+++ AVAILABLE DATA

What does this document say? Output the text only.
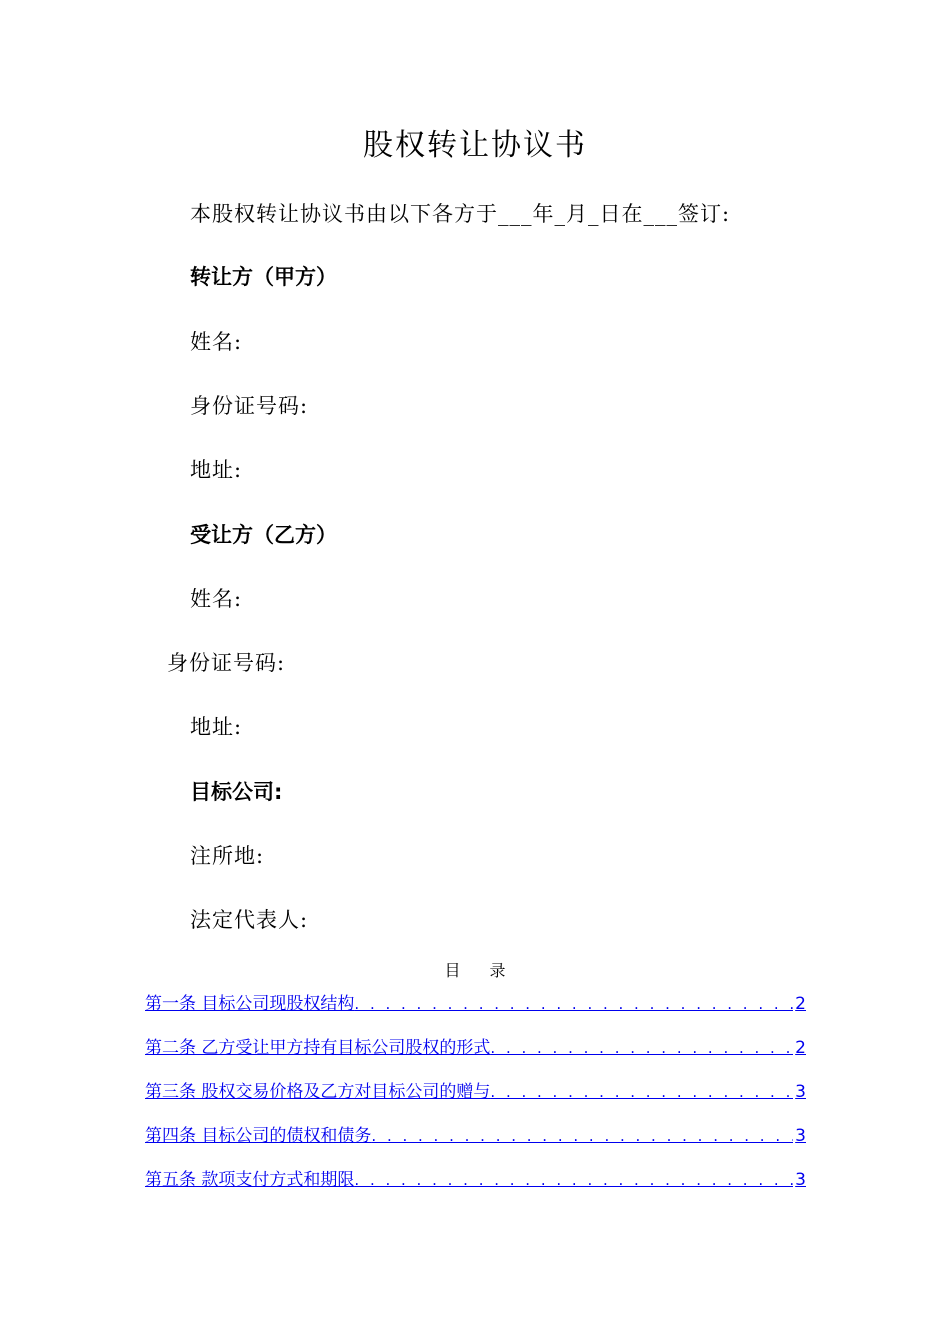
股权转让协议书
本股权转让协议书由以下各方于___年_月_日在___签订:
转让方（甲方）
姓名:
身份证号码:
地址:
受让方（乙方）
姓名:
身份证号码:
地址:
目标公司:
注所地:
法定代表人:
目 录
第一条 目标公司现股权结构 . . .	2
第二条 乙方受让甲方持有目标公司股权的形式 . . .	2
第三条 股权交易价格及乙方对目标公司的赠与 . . .	3
第四条 目标公司的债权和债务 . . .	3
第五条 款项支付方式和期限 . . .	3
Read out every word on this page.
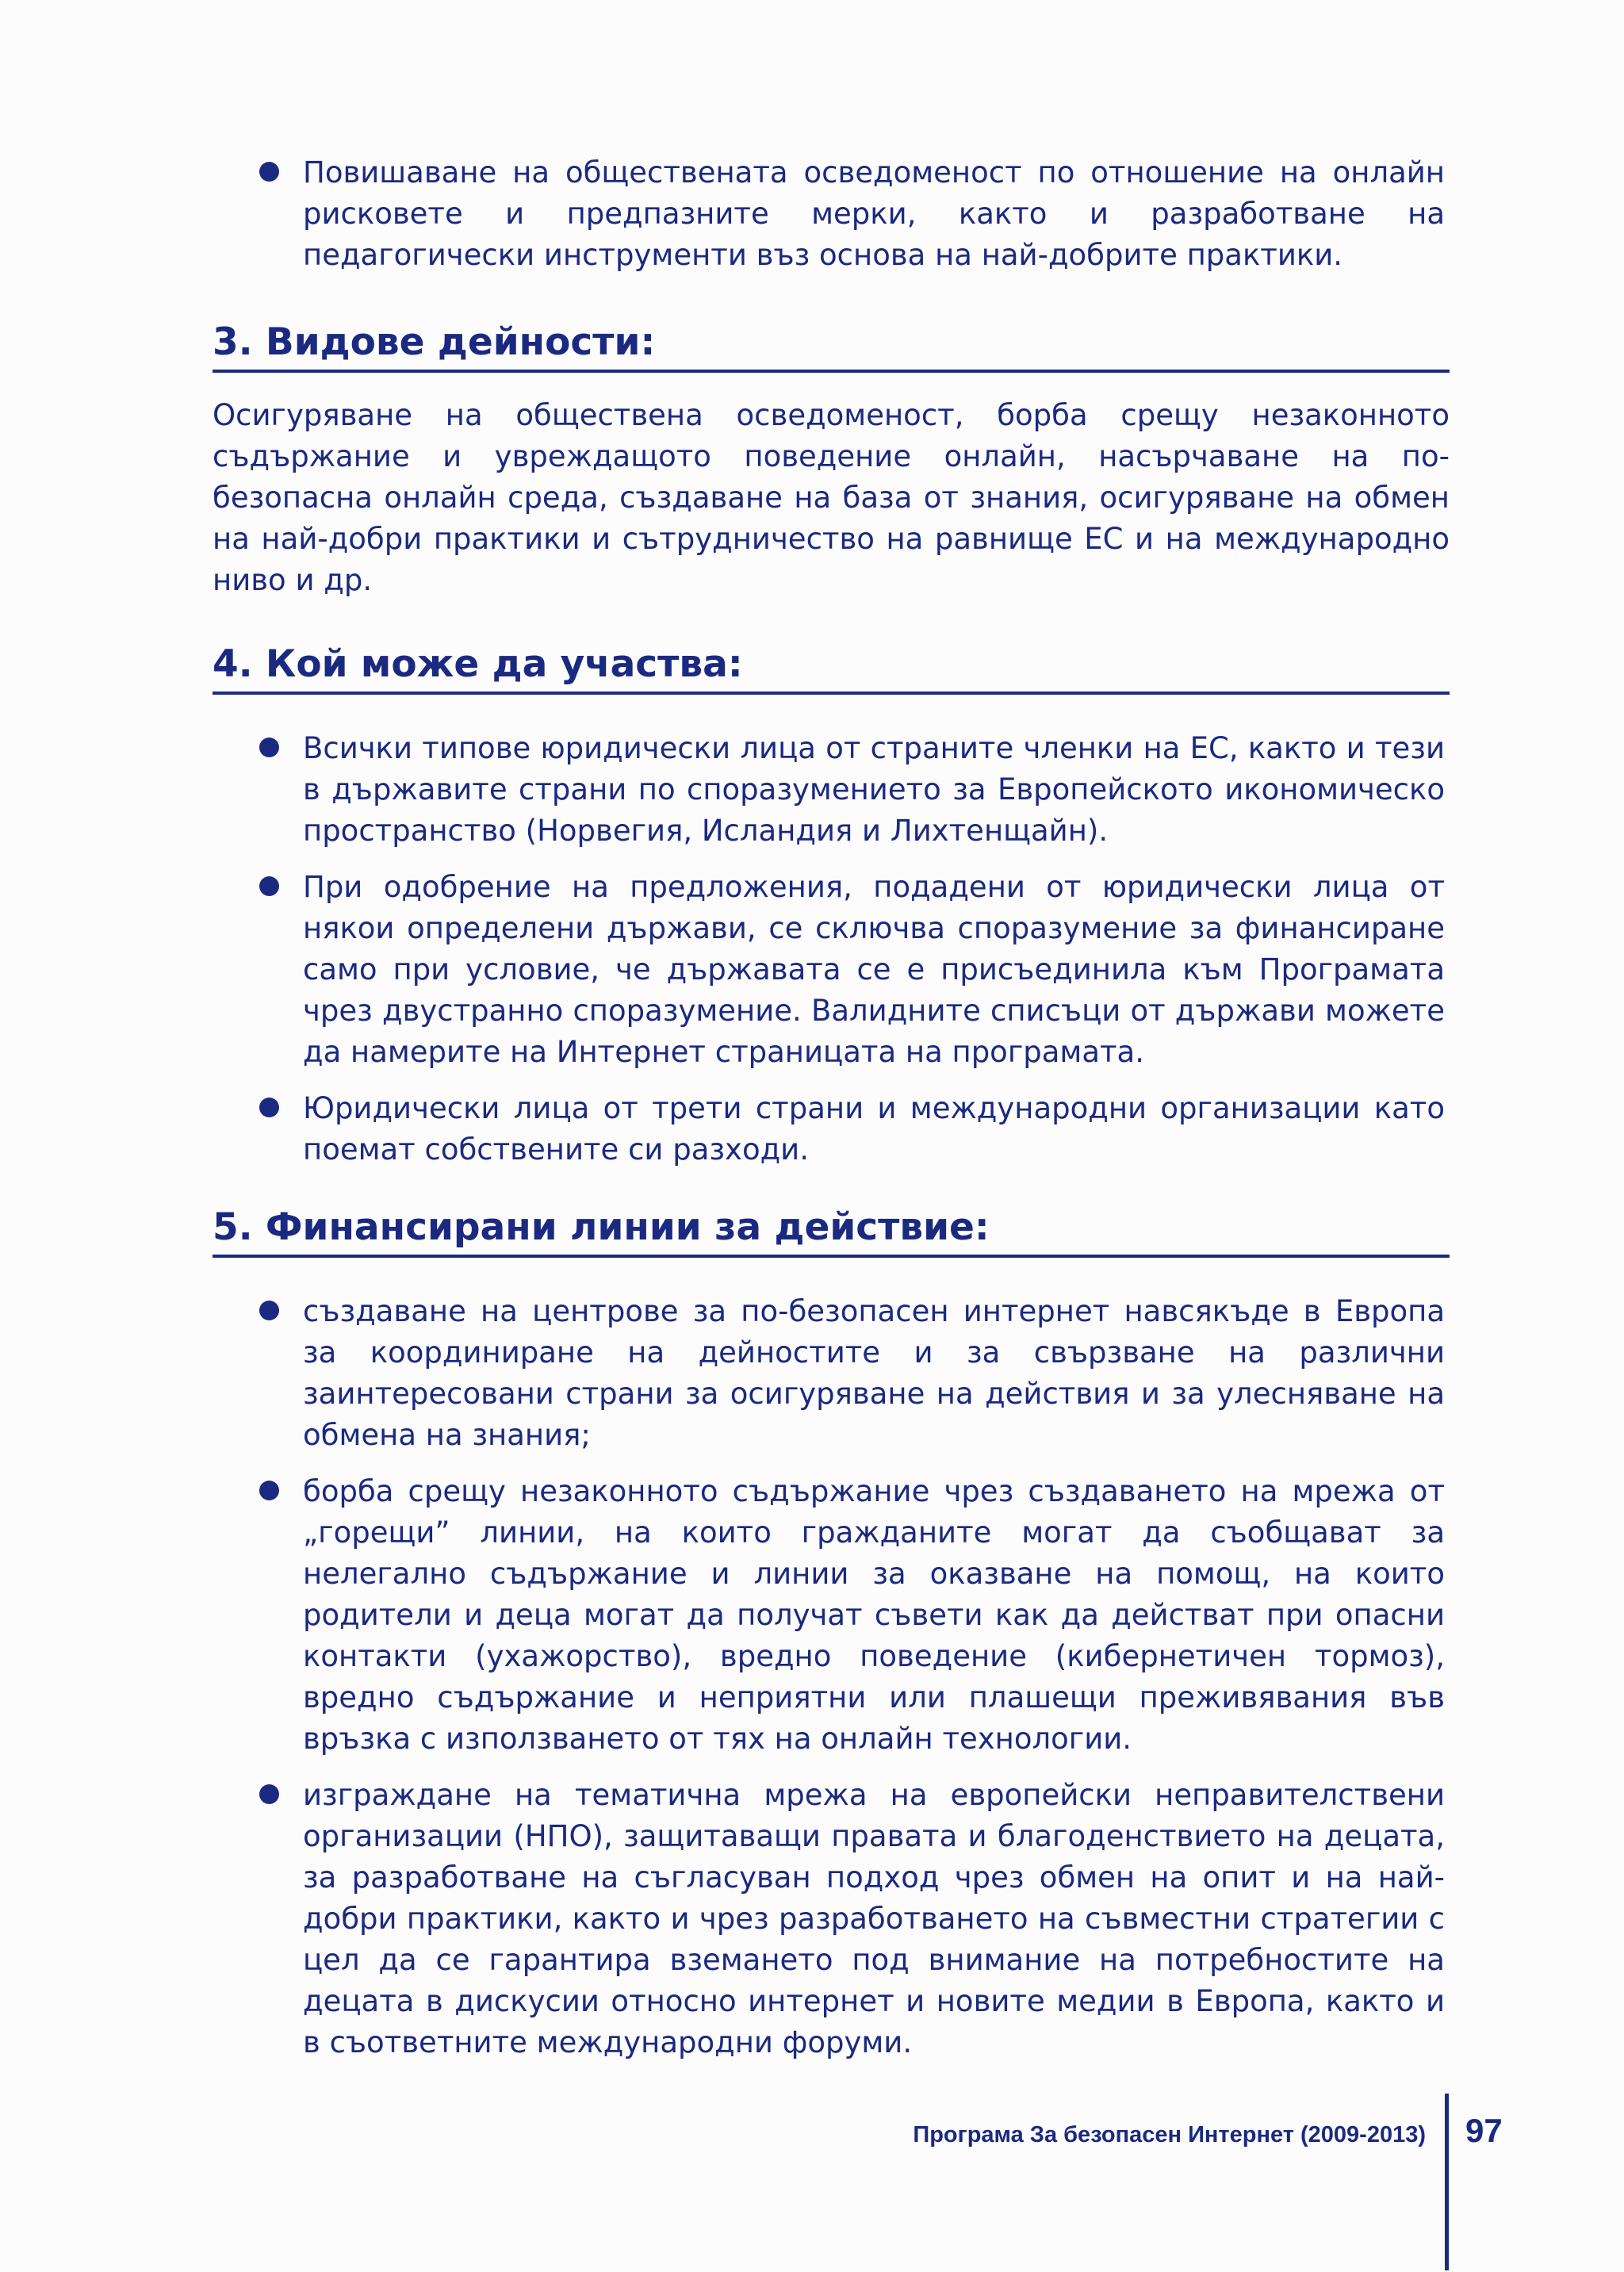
Повишаване на обществената осведоменост по отношение на онлайн рисковете и предпазните мерки, както и разработване на педагогически инструменти въз основа на най-добрите практики.
3. Видове дейности:

Осигуряване на обществена осведоменост, борба срещу незаконното съдържание и увреждащото поведение онлайн, насърчаване на по- безопасна онлайн среда, създаване на база от знания, осигуряване на обмен на най-добри практики и сътрудничество на равнище ЕС и на международно ниво и др.

4. Кой може да участва:
Всички типове юридически лица от страните членки на ЕС, както и тези в държавите страни по споразумението за Европейското икономическо пространство (Норвегия, Исландия и Лихтенщайн).
При одобрение на предложения, подадени от юридически лица от някои определени държави, се сключва споразумение за финансиране само при условие, че държавата се е присъединила към Програмата чрез двустранно споразумение. Валидните списъци от държави можете да намерите на Интернет страницата на програмата.
Юридически лица от трети страни и международни организации като поемат собствените си разходи.
5. Финансирани линии за действие:
създаване на центрове за по-безопасен интернет навсякъде в Европа за координиране на дейностите и за свързване на различни заинтересовани страни за осигуряване на действия и за улесняване на обмена на знания;
борба срещу незаконното съдържание чрез създаването на мрежа от „горещи” линии, на които гражданите могат да съобщават за нелегално съдържание и линии за оказване на помощ, на които родители и деца могат да получат съвети как да действат при опасни контакти (ухажорство), вредно поведение (кибернетичен тормоз), вредно съдържание и неприятни или плашещи преживявания във връзка с използването от тях на онлайн технологии.
изграждане на тематична мрежа на европейски неправителствени организации (НПО), защитаващи правата и благоденствието на децата, за разработване на съгласуван подход чрез обмен на опит и на най-добри практики, както и чрез разработването на съвместни стратегии с цел да се гарантира вземането под внимание на потребностите на децата в дискусии относно интернет и новите медии в Европа, както и в съответните международни форуми.
Програма За безопасен Интернет (2009-2013) 97
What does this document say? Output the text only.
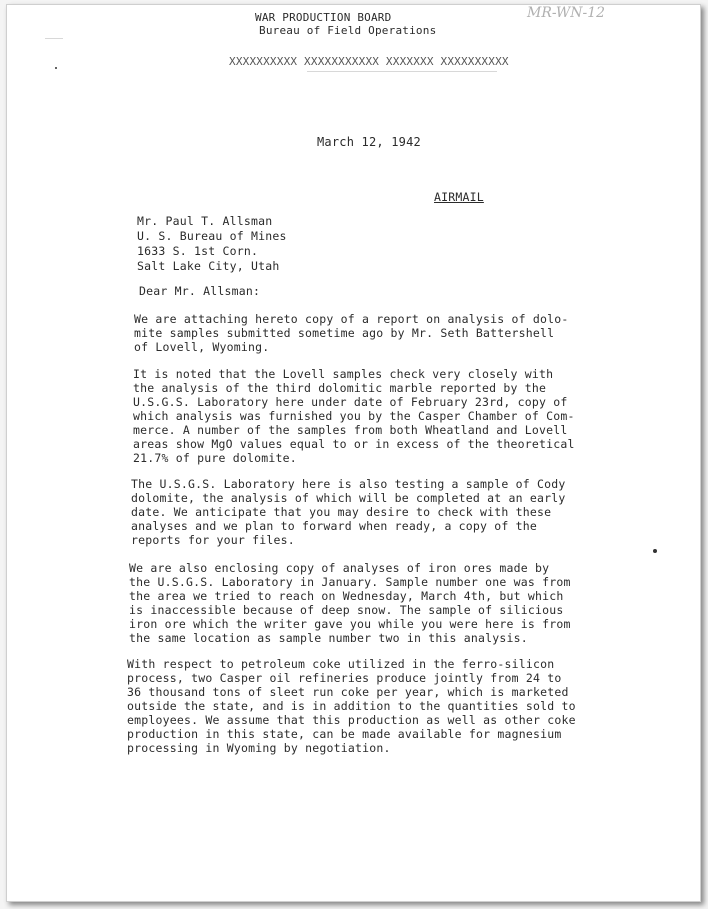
WAR PRODUCTION BOARD
Bureau of Field Operations
MR-WN-12
XXXXXXXXXX XXXXXXXXXXX XXXXXXX XXXXXXXXXX
March 12, 1942
AIRMAIL
Mr. Paul T. Allsman
U. S. Bureau of Mines
1633 S. 1st Corn.
Salt Lake City, Utah
Dear Mr. Allsman:
We are attaching hereto copy of a report on analysis of dolo-
mite samples submitted sometime ago by Mr. Seth Battershell
of Lovell, Wyoming.
It is noted that the Lovell samples check very closely with
the analysis of the third dolomitic marble reported by the
U.S.G.S. Laboratory here under date of February 23rd, copy of
which analysis was furnished you by the Casper Chamber of Com-
merce. A number of the samples from both Wheatland and Lovell
areas show MgO values equal to or in excess of the theoretical
21.7% of pure dolomite.
The U.S.G.S. Laboratory here is also testing a sample of Cody
dolomite, the analysis of which will be completed at an early
date. We anticipate that you may desire to check with these
analyses and we plan to forward when ready, a copy of the
reports for your files.
We are also enclosing copy of analyses of iron ores made by
the U.S.G.S. Laboratory in January. Sample number one was from
the area we tried to reach on Wednesday, March 4th, but which
is inaccessible because of deep snow. The sample of silicious
iron ore which the writer gave you while you were here is from
the same location as sample number two in this analysis.
With respect to petroleum coke utilized in the ferro-silicon
process, two Casper oil refineries produce jointly from 24 to
36 thousand tons of sleet run coke per year, which is marketed
outside the state, and is in addition to the quantities sold to
employees. We assume that this production as well as other coke
production in this state, can be made available for magnesium
processing in Wyoming by negotiation.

++++++

=== TASK DIRECTIONS ===
Extract from the data every line where "this" shows up.

=== SOLVED PROBLEM ===
What does this document say? Output the text only.
Read out every word on this page.
What does this document say? Output the text only.
the same location as sample number two in this analysis.
employees. We assume that this production as well as other coke
production in this state, can be made available for magnesium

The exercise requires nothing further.